** Start of Dataset excerpts **
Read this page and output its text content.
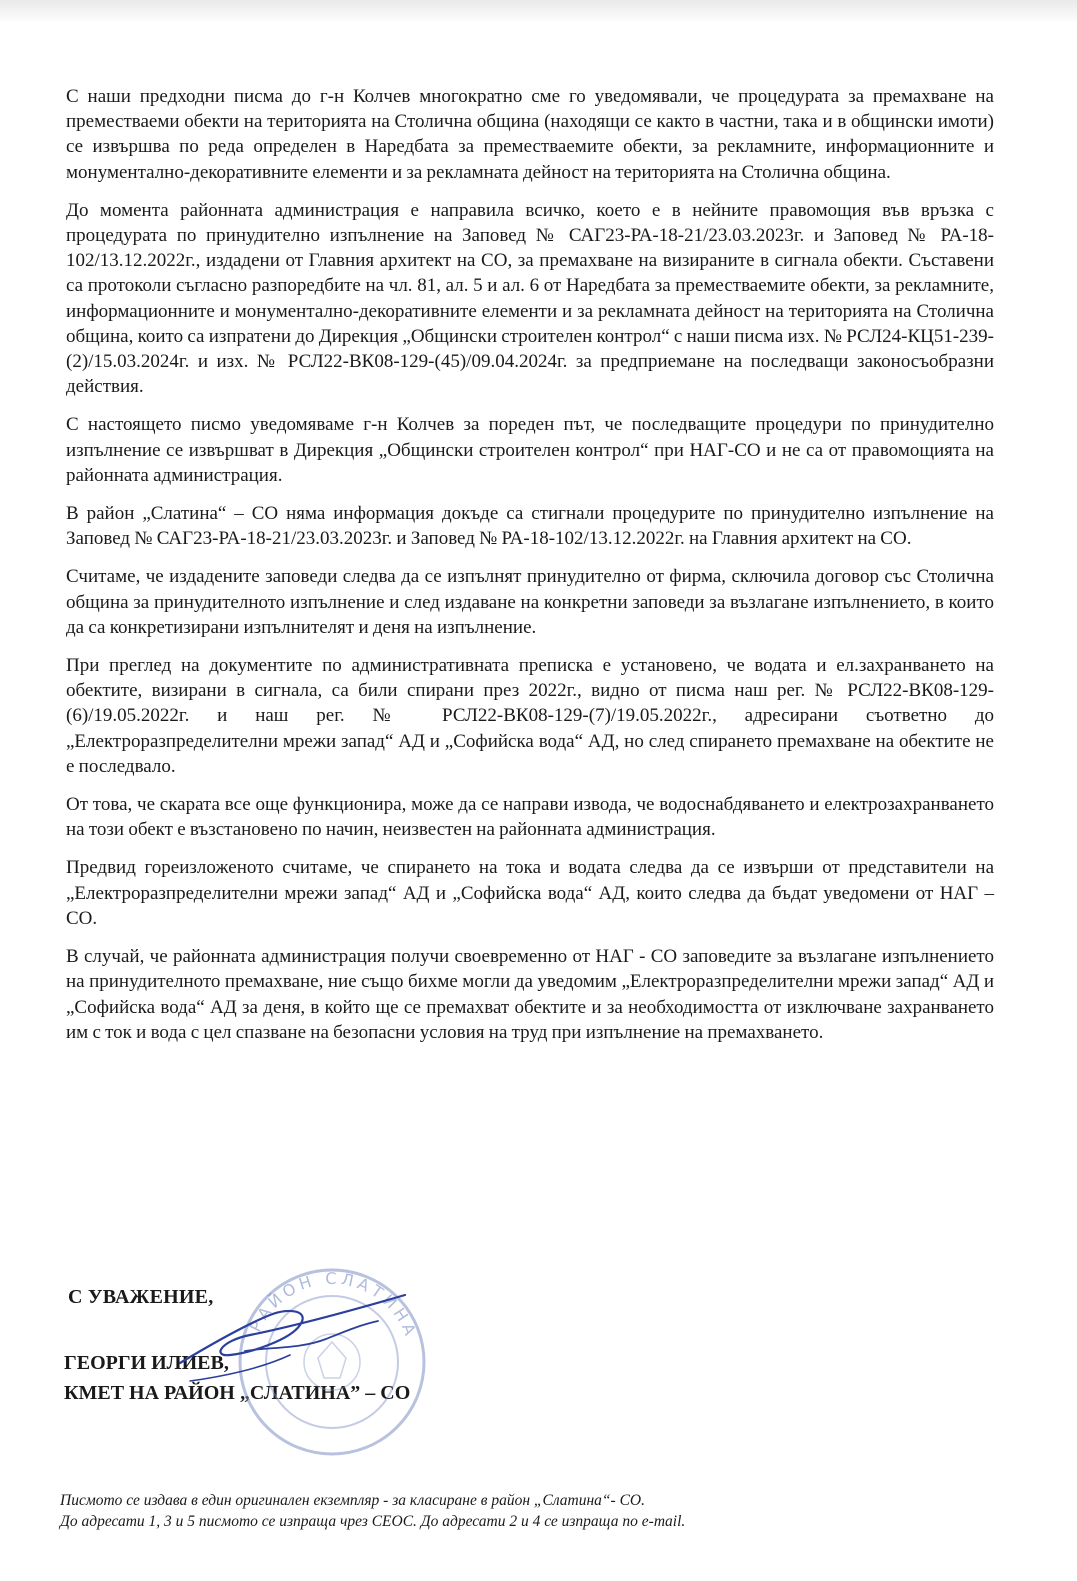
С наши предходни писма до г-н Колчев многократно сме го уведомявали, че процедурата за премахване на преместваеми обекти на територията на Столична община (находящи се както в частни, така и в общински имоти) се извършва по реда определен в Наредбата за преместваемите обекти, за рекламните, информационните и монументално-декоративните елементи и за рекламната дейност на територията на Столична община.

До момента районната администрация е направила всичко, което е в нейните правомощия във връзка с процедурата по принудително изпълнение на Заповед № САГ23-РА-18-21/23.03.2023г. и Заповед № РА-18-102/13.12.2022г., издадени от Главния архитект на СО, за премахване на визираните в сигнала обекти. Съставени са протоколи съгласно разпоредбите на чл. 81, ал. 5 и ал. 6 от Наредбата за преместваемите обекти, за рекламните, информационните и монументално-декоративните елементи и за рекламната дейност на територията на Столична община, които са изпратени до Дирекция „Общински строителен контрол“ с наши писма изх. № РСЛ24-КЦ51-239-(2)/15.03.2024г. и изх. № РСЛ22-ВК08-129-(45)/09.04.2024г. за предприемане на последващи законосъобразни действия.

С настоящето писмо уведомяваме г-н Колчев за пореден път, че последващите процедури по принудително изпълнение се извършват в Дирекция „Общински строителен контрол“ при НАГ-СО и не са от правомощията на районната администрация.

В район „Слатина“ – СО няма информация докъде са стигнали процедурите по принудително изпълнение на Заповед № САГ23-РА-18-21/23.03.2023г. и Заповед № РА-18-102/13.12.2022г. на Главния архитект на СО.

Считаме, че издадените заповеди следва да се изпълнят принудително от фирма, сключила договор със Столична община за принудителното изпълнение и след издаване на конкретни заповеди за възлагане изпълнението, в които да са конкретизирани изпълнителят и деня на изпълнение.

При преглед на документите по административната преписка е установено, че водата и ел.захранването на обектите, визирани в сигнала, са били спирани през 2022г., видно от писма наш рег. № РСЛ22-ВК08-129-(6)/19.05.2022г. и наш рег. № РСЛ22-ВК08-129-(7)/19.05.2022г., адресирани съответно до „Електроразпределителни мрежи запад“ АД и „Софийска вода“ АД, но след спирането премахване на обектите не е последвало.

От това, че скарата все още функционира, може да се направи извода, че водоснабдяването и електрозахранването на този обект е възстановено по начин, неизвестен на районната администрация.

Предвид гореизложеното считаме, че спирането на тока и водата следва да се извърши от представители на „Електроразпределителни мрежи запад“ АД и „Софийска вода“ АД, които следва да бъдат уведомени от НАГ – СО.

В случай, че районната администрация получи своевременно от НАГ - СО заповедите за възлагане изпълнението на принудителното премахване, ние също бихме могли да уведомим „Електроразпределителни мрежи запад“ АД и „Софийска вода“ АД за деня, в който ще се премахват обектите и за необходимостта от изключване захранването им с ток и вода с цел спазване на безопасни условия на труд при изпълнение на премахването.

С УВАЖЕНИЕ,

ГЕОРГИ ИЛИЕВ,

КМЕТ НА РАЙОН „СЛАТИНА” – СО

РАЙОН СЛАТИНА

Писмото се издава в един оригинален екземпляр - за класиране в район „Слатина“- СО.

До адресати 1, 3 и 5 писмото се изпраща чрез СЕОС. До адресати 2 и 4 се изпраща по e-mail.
** End of Dataset excerpts **
Problem to work on:
Copy all the records above exactly, but leave out the pictures.

Output of the task:
Read this page and output its text content.
С наши предходни писма до г-н Колчев многократно сме го уведомявали, че процедурата за премахване на преместваеми обекти на територията на Столична община (находящи се както в частни, така и в общински имоти) се извършва по реда определен в Наредбата за преместваемите обекти, за рекламните, информационните и монументално-декоративните елементи и за рекламната дейност на територията на Столична община.

До момента районната администрация е направила всичко, което е в нейните правомощия във връзка с процедурата по принудително изпълнение на Заповед № САГ23-РА-18-21/23.03.2023г. и Заповед № РА-18-102/13.12.2022г., издадени от Главния архитект на СО, за премахване на визираните в сигнала обекти. Съставени са протоколи съгласно разпоредбите на чл. 81, ал. 5 и ал. 6 от Наредбата за преместваемите обекти, за рекламните, информационните и монументално-декоративните елементи и за рекламната дейност на територията на Столична община, които са изпратени до Дирекция „Общински строителен контрол“ с наши писма изх. № РСЛ24-КЦ51-239-(2)/15.03.2024г. и изх. № РСЛ22-ВК08-129-(45)/09.04.2024г. за предприемане на последващи законосъобразни действия.

С настоящето писмо уведомяваме г-н Колчев за пореден път, че последващите процедури по принудително изпълнение се извършват в Дирекция „Общински строителен контрол“ при НАГ-СО и не са от правомощията на районната администрация.

В район „Слатина“ – СО няма информация докъде са стигнали процедурите по принудително изпълнение на Заповед № САГ23-РА-18-21/23.03.2023г. и Заповед № РА-18-102/13.12.2022г. на Главния архитект на СО.

Считаме, че издадените заповеди следва да се изпълнят принудително от фирма, сключила договор със Столична община за принудителното изпълнение и след издаване на конкретни заповеди за възлагане изпълнението, в които да са конкретизирани изпълнителят и деня на изпълнение.

При преглед на документите по административната преписка е установено, че водата и ел.захранването на обектите, визирани в сигнала, са били спирани през 2022г., видно от писма наш рег. № РСЛ22-ВК08-129-(6)/19.05.2022г. и наш рег. № РСЛ22-ВК08-129-(7)/19.05.2022г., адресирани съответно до „Електроразпределителни мрежи запад“ АД и „Софийска вода“ АД, но след спирането премахване на обектите не е последвало.

От това, че скарата все още функционира, може да се направи извода, че водоснабдяването и електрозахранването на този обект е възстановено по начин, неизвестен на районната администрация.

Предвид гореизложеното считаме, че спирането на тока и водата следва да се извърши от представители на „Електроразпределителни мрежи запад“ АД и „Софийска вода“ АД, които следва да бъдат уведомени от НАГ – СО.

В случай, че районната администрация получи своевременно от НАГ - СО заповедите за възлагане изпълнението на принудителното премахване, ние също бихме могли да уведомим „Електроразпределителни мрежи запад“ АД и „Софийска вода“ АД за деня, в който ще се премахват обектите и за необходимостта от изключване захранването им с ток и вода с цел спазване на безопасни условия на труд при изпълнение на премахването.

С УВАЖЕНИЕ,

ГЕОРГИ ИЛИЕВ,

КМЕТ НА РАЙОН „СЛАТИНА” – СО

РАЙОН СЛАТИНА

Писмото се издава в един оригинален екземпляр - за класиране в район „Слатина“- СО.

До адресати 1, 3 и 5 писмото се изпраща чрез СЕОС. До адресати 2 и 4 се изпраща по e-mail.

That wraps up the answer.